■ Written instruction:
Make a verbatim copy of the entries below; pictures stay out.

<<<<

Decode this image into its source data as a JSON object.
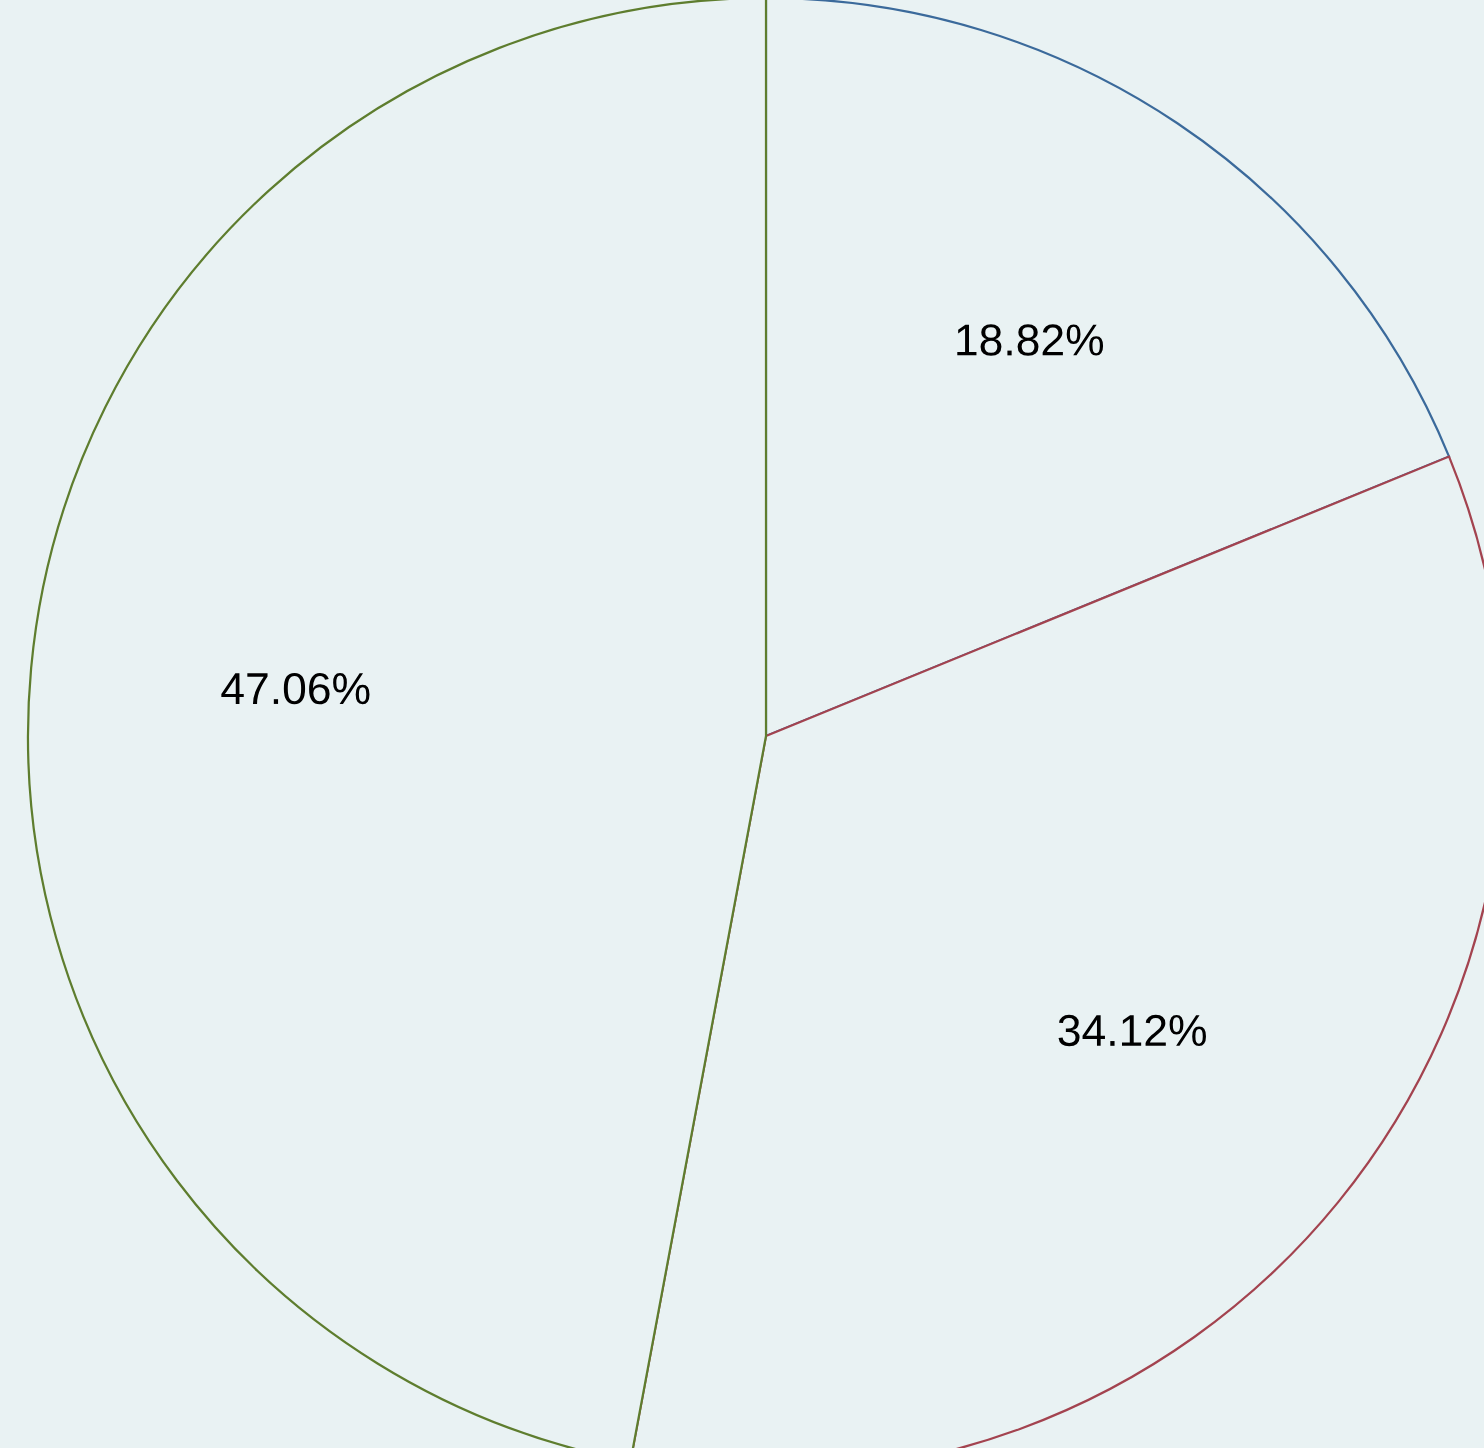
{
  "chart_data": {
    "type": "pie",
    "categories": [
      null,
      null,
      null
    ],
    "values": [
      18.82,
      34.12,
      47.06
    ],
    "colors": [
      "#3b6a9b",
      "#a3434f",
      "#5e7d2e"
    ],
    "value_labels": [
      "18.82%",
      "34.12%",
      "47.06%"
    ]
  }
}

>>>>

■ Correct output:
Decode this image into its source data as a JSON object.
{
  "chart_data": {
    "type": "pie",
    "categories": [
      null,
      null,
      null
    ],
    "values": [
      18.82,
      34.12,
      47.06
    ],
    "colors": [
      "#3b6a9b",
      "#a3434f",
      "#5e7d2e"
    ],
    "value_labels": [
      "18.82%",
      "34.12%",
      "47.06%"
    ]
  }
}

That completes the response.